** What the task asks **
Reproduce all of the data below without alteration; exclude every picture.

[Start The records]

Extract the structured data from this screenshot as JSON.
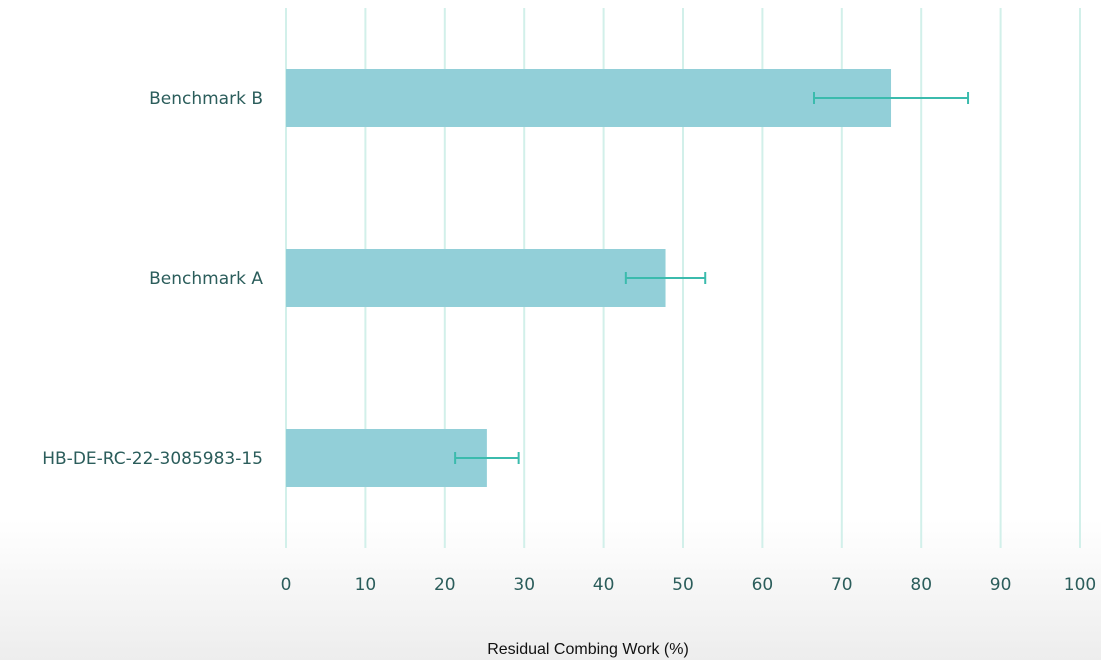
{
  "chart_data": {
    "type": "bar",
    "orientation": "horizontal",
    "categories": [
      "HB-DE-RC-22-3085983-15",
      "Benchmark A",
      "Benchmark B"
    ],
    "values": [
      25.3,
      47.8,
      76.2
    ],
    "error_bars": [
      4.0,
      5.0,
      9.7
    ],
    "title": "",
    "xlabel": "Residual Combing Work (%)",
    "ylabel": "",
    "xlim": [
      0,
      100
    ],
    "xticks": [
      0,
      10,
      20,
      30,
      40,
      50,
      60,
      70,
      80,
      90,
      100
    ],
    "grid": "vertical",
    "colors": {
      "bar": "#92cfd8",
      "error_bar": "#3bbbad",
      "grid": "#d2f0ea",
      "text": "#2b5d5b",
      "axis_title": "#111111"
    }
  }
}
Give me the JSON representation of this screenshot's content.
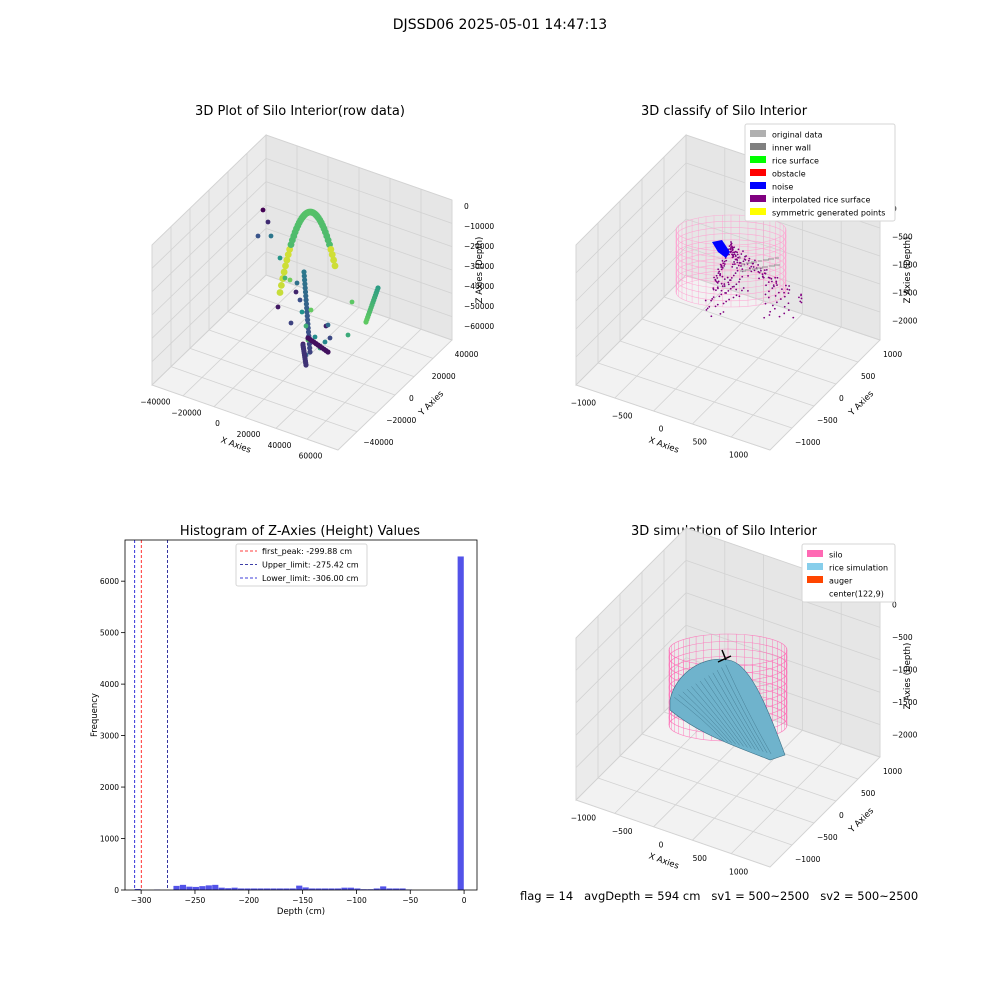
{
  "figure": {
    "suptitle": "DJSSD06 2025-05-01 14:47:13",
    "footer": "flag = 14   avgDepth = 594 cm   sv1 = 500~2500   sv2 = 500~2500"
  },
  "panels": {
    "raw": {
      "title": "3D Plot of Silo Interior(row data)",
      "xlabel": "X Axies",
      "ylabel": "Y Axies",
      "zlabel": "Z Axies (Depth)",
      "xticks": [
        "−40000",
        "−20000",
        "0",
        "20000",
        "40000",
        "60000"
      ],
      "yticks": [
        "−40000",
        "−20000",
        "0",
        "20000",
        "40000"
      ],
      "zticks": [
        "0",
        "−10000",
        "−20000",
        "−30000",
        "−40000",
        "−50000",
        "−60000"
      ]
    },
    "classify": {
      "title": "3D classify of Silo Interior",
      "xlabel": "X Axies",
      "ylabel": "Y Axies",
      "zlabel": "Z Axies (Depth)",
      "xticks": [
        "−1000",
        "−500",
        "0",
        "500",
        "1000"
      ],
      "yticks": [
        "−1000",
        "−500",
        "0",
        "500",
        "1000"
      ],
      "zticks": [
        "0",
        "−500",
        "−1000",
        "−1500",
        "−2000"
      ],
      "legend": [
        {
          "label": "original data",
          "color": "#b0b0b0"
        },
        {
          "label": "inner wall",
          "color": "#808080"
        },
        {
          "label": "rice surface",
          "color": "#00ff00"
        },
        {
          "label": "obstacle",
          "color": "#ff0000"
        },
        {
          "label": "noise",
          "color": "#0000ff"
        },
        {
          "label": "interpolated rice surface",
          "color": "#800080"
        },
        {
          "label": "symmetric generated points",
          "color": "#ffff00"
        }
      ]
    },
    "simulation": {
      "title": "3D simulation of Silo Interior",
      "xlabel": "X Axies",
      "ylabel": "Y Axies",
      "zlabel": "Z Axies (Depth)",
      "xticks": [
        "−1000",
        "−500",
        "0",
        "500",
        "1000"
      ],
      "yticks": [
        "−1000",
        "−500",
        "0",
        "500",
        "1000"
      ],
      "zticks": [
        "0",
        "−500",
        "−1000",
        "−1500",
        "−2000"
      ],
      "legend": [
        {
          "label": "silo",
          "color": "#ff69b4"
        },
        {
          "label": "rice simulation",
          "color": "#87ceeb"
        },
        {
          "label": "auger",
          "color": "#ff4500"
        },
        {
          "label": "center(122,9)",
          "color": "#ffffff"
        }
      ]
    }
  },
  "chart_data": {
    "type": "bar",
    "title": "Histogram of Z-Axies (Height) Values",
    "xlabel": "Depth (cm)",
    "ylabel": "Frequency",
    "xlim": [
      -315,
      12
    ],
    "ylim": [
      0,
      6800
    ],
    "xticks": [
      -300,
      -250,
      -200,
      -150,
      -100,
      -50,
      0
    ],
    "yticks": [
      0,
      1000,
      2000,
      3000,
      4000,
      5000,
      6000
    ],
    "bar_color": "#4a4ae8",
    "bin_width": 6,
    "bins": [
      {
        "x": -303,
        "count": 20
      },
      {
        "x": -285,
        "count": 8
      },
      {
        "x": -267,
        "count": 80
      },
      {
        "x": -261,
        "count": 100
      },
      {
        "x": -255,
        "count": 65
      },
      {
        "x": -249,
        "count": 60
      },
      {
        "x": -243,
        "count": 75
      },
      {
        "x": -237,
        "count": 90
      },
      {
        "x": -231,
        "count": 100
      },
      {
        "x": -225,
        "count": 45
      },
      {
        "x": -219,
        "count": 35
      },
      {
        "x": -213,
        "count": 45
      },
      {
        "x": -207,
        "count": 30
      },
      {
        "x": -201,
        "count": 30
      },
      {
        "x": -195,
        "count": 30
      },
      {
        "x": -189,
        "count": 30
      },
      {
        "x": -183,
        "count": 30
      },
      {
        "x": -177,
        "count": 30
      },
      {
        "x": -171,
        "count": 30
      },
      {
        "x": -165,
        "count": 30
      },
      {
        "x": -159,
        "count": 30
      },
      {
        "x": -153,
        "count": 85
      },
      {
        "x": -147,
        "count": 50
      },
      {
        "x": -141,
        "count": 30
      },
      {
        "x": -135,
        "count": 30
      },
      {
        "x": -129,
        "count": 30
      },
      {
        "x": -123,
        "count": 30
      },
      {
        "x": -117,
        "count": 30
      },
      {
        "x": -111,
        "count": 45
      },
      {
        "x": -105,
        "count": 45
      },
      {
        "x": -99,
        "count": 30
      },
      {
        "x": -93,
        "count": 15
      },
      {
        "x": -87,
        "count": 15
      },
      {
        "x": -81,
        "count": 30
      },
      {
        "x": -75,
        "count": 70
      },
      {
        "x": -69,
        "count": 30
      },
      {
        "x": -63,
        "count": 30
      },
      {
        "x": -57,
        "count": 30
      },
      {
        "x": -51,
        "count": 10
      },
      {
        "x": -3,
        "count": 6480
      }
    ],
    "vlines": [
      {
        "label": "first_peak: -299.88 cm",
        "x": -299.88,
        "color": "#ff0000"
      },
      {
        "label": "Upper_limit: -275.42 cm",
        "x": -275.42,
        "color": "#00008b"
      },
      {
        "label": "Lower_limit: -306.00 cm",
        "x": -306.0,
        "color": "#0000cd"
      }
    ]
  }
}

[End The records]

** Worked answer **
Extract the structured data from this screenshot as JSON.
{
  "chart_data": {
    "type": "bar",
    "orientation": "horizontal",
    "categories": [
      "HB-DE-RC-22-3085983-15",
      "Benchmark A",
      "Benchmark B"
    ],
    "values": [
      25.3,
      47.8,
      76.2
    ],
    "error_bars": [
      4.0,
      5.0,
      9.7
    ],
    "title": "",
    "xlabel": "Residual Combing Work (%)",
    "ylabel": "",
    "xlim": [
      0,
      100
    ],
    "xticks": [
      0,
      10,
      20,
      30,
      40,
      50,
      60,
      70,
      80,
      90,
      100
    ],
    "grid": "vertical",
    "colors": {
      "bar": "#92cfd8",
      "error_bar": "#3bbbad",
      "grid": "#d2f0ea",
      "text": "#2b5d5b",
      "axis_title": "#111111"
    }
  }
}
Give me the JSON representation of this screenshot's content.
{
  "figure": {
    "suptitle": "DJSSD06 2025-05-01 14:47:13",
    "footer": "flag = 14   avgDepth = 594 cm   sv1 = 500~2500   sv2 = 500~2500"
  },
  "panels": {
    "raw": {
      "title": "3D Plot of Silo Interior(row data)",
      "xlabel": "X Axies",
      "ylabel": "Y Axies",
      "zlabel": "Z Axies (Depth)",
      "xticks": [
        "−40000",
        "−20000",
        "0",
        "20000",
        "40000",
        "60000"
      ],
      "yticks": [
        "−40000",
        "−20000",
        "0",
        "20000",
        "40000"
      ],
      "zticks": [
        "0",
        "−10000",
        "−20000",
        "−30000",
        "−40000",
        "−50000",
        "−60000"
      ]
    },
    "classify": {
      "title": "3D classify of Silo Interior",
      "xlabel": "X Axies",
      "ylabel": "Y Axies",
      "zlabel": "Z Axies (Depth)",
      "xticks": [
        "−1000",
        "−500",
        "0",
        "500",
        "1000"
      ],
      "yticks": [
        "−1000",
        "−500",
        "0",
        "500",
        "1000"
      ],
      "zticks": [
        "0",
        "−500",
        "−1000",
        "−1500",
        "−2000"
      ],
      "legend": [
        {
          "label": "original data",
          "color": "#b0b0b0"
        },
        {
          "label": "inner wall",
          "color": "#808080"
        },
        {
          "label": "rice surface",
          "color": "#00ff00"
        },
        {
          "label": "obstacle",
          "color": "#ff0000"
        },
        {
          "label": "noise",
          "color": "#0000ff"
        },
        {
          "label": "interpolated rice surface",
          "color": "#800080"
        },
        {
          "label": "symmetric generated points",
          "color": "#ffff00"
        }
      ]
    },
    "simulation": {
      "title": "3D simulation of Silo Interior",
      "xlabel": "X Axies",
      "ylabel": "Y Axies",
      "zlabel": "Z Axies (Depth)",
      "xticks": [
        "−1000",
        "−500",
        "0",
        "500",
        "1000"
      ],
      "yticks": [
        "−1000",
        "−500",
        "0",
        "500",
        "1000"
      ],
      "zticks": [
        "0",
        "−500",
        "−1000",
        "−1500",
        "−2000"
      ],
      "legend": [
        {
          "label": "silo",
          "color": "#ff69b4"
        },
        {
          "label": "rice simulation",
          "color": "#87ceeb"
        },
        {
          "label": "auger",
          "color": "#ff4500"
        },
        {
          "label": "center(122,9)",
          "color": "#ffffff"
        }
      ]
    }
  },
  "chart_data": {
    "type": "bar",
    "title": "Histogram of Z-Axies (Height) Values",
    "xlabel": "Depth (cm)",
    "ylabel": "Frequency",
    "xlim": [
      -315,
      12
    ],
    "ylim": [
      0,
      6800
    ],
    "xticks": [
      -300,
      -250,
      -200,
      -150,
      -100,
      -50,
      0
    ],
    "yticks": [
      0,
      1000,
      2000,
      3000,
      4000,
      5000,
      6000
    ],
    "bar_color": "#4a4ae8",
    "bin_width": 6,
    "bins": [
      {
        "x": -303,
        "count": 20
      },
      {
        "x": -285,
        "count": 8
      },
      {
        "x": -267,
        "count": 80
      },
      {
        "x": -261,
        "count": 100
      },
      {
        "x": -255,
        "count": 65
      },
      {
        "x": -249,
        "count": 60
      },
      {
        "x": -243,
        "count": 75
      },
      {
        "x": -237,
        "count": 90
      },
      {
        "x": -231,
        "count": 100
      },
      {
        "x": -225,
        "count": 45
      },
      {
        "x": -219,
        "count": 35
      },
      {
        "x": -213,
        "count": 45
      },
      {
        "x": -207,
        "count": 30
      },
      {
        "x": -201,
        "count": 30
      },
      {
        "x": -195,
        "count": 30
      },
      {
        "x": -189,
        "count": 30
      },
      {
        "x": -183,
        "count": 30
      },
      {
        "x": -177,
        "count": 30
      },
      {
        "x": -171,
        "count": 30
      },
      {
        "x": -165,
        "count": 30
      },
      {
        "x": -159,
        "count": 30
      },
      {
        "x": -153,
        "count": 85
      },
      {
        "x": -147,
        "count": 50
      },
      {
        "x": -141,
        "count": 30
      },
      {
        "x": -135,
        "count": 30
      },
      {
        "x": -129,
        "count": 30
      },
      {
        "x": -123,
        "count": 30
      },
      {
        "x": -117,
        "count": 30
      },
      {
        "x": -111,
        "count": 45
      },
      {
        "x": -105,
        "count": 45
      },
      {
        "x": -99,
        "count": 30
      },
      {
        "x": -93,
        "count": 15
      },
      {
        "x": -87,
        "count": 15
      },
      {
        "x": -81,
        "count": 30
      },
      {
        "x": -75,
        "count": 70
      },
      {
        "x": -69,
        "count": 30
      },
      {
        "x": -63,
        "count": 30
      },
      {
        "x": -57,
        "count": 30
      },
      {
        "x": -51,
        "count": 10
      },
      {
        "x": -3,
        "count": 6480
      }
    ],
    "vlines": [
      {
        "label": "first_peak: -299.88 cm",
        "x": -299.88,
        "color": "#ff0000"
      },
      {
        "label": "Upper_limit: -275.42 cm",
        "x": -275.42,
        "color": "#00008b"
      },
      {
        "label": "Lower_limit: -306.00 cm",
        "x": -306.0,
        "color": "#0000cd"
      }
    ]
  }
}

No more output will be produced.